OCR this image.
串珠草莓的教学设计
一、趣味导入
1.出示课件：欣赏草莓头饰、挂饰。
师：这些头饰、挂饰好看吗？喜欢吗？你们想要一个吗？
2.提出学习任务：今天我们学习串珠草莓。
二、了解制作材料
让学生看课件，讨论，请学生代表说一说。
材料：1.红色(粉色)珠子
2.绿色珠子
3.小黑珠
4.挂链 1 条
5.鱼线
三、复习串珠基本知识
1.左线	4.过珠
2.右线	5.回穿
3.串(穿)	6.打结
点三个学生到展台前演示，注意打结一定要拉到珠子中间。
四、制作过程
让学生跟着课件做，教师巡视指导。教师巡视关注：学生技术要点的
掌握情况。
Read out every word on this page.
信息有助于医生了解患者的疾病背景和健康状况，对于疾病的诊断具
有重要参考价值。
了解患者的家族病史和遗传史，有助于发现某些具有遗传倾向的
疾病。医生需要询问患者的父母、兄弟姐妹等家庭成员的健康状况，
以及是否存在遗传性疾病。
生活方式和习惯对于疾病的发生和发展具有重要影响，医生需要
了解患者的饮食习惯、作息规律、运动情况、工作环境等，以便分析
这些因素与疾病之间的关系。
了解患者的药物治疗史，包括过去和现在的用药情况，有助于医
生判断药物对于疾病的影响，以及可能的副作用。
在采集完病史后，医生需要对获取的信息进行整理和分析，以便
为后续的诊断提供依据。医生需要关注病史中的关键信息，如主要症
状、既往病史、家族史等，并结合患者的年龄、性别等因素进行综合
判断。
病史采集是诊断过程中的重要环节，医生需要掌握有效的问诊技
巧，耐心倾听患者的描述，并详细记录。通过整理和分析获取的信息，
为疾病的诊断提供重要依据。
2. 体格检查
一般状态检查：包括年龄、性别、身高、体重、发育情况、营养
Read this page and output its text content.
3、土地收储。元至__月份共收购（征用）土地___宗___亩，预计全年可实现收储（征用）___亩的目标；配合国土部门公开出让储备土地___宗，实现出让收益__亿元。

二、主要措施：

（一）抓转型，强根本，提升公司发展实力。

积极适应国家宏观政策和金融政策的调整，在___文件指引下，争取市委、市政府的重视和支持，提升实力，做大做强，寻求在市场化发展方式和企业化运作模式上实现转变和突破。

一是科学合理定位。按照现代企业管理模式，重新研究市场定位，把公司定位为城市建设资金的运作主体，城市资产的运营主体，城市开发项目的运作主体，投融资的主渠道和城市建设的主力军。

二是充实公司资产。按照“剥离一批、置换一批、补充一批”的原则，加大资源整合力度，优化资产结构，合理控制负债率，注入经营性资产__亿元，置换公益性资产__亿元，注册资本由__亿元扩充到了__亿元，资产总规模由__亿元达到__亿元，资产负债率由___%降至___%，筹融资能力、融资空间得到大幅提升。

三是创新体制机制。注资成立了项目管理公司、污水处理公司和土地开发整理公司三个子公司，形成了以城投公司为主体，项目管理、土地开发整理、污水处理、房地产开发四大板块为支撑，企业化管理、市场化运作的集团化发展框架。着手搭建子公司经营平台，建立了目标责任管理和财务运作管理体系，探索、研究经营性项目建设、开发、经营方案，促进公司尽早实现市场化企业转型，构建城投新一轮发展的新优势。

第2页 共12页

===

Every line from the one holding "Read this page and output its text content." through the final line of the listing must be echoed exactly; leave out all other lines.

TASK ANSWER
Read this page and output its text content.
3、土地收储。元至__月份共收购（征用）土地___宗___亩，预计全年可实现收储（征用）___亩的目标；配合国土部门公开出让储备土地___宗，实现出让收益__亿元。

二、主要措施：

（一）抓转型，强根本，提升公司发展实力。

积极适应国家宏观政策和金融政策的调整，在___文件指引下，争取市委、市政府的重视和支持，提升实力，做大做强，寻求在市场化发展方式和企业化运作模式上实现转变和突破。

一是科学合理定位。按照现代企业管理模式，重新研究市场定位，把公司定位为城市建设资金的运作主体，城市资产的运营主体，城市开发项目的运作主体，投融资的主渠道和城市建设的主力军。

二是充实公司资产。按照“剥离一批、置换一批、补充一批”的原则，加大资源整合力度，优化资产结构，合理控制负债率，注入经营性资产__亿元，置换公益性资产__亿元，注册资本由__亿元扩充到了__亿元，资产总规模由__亿元达到__亿元，资产负债率由___%降至___%，筹融资能力、融资空间得到大幅提升。

三是创新体制机制。注资成立了项目管理公司、污水处理公司和土地开发整理公司三个子公司，形成了以城投公司为主体，项目管理、土地开发整理、污水处理、房地产开发四大板块为支撑，企业化管理、市场化运作的集团化发展框架。着手搭建子公司经营平台，建立了目标责任管理和财务运作管理体系，探索、研究经营性项目建设、开发、经营方案，促进公司尽早实现市场化企业转型，构建城投新一轮发展的新优势。

第2页 共12页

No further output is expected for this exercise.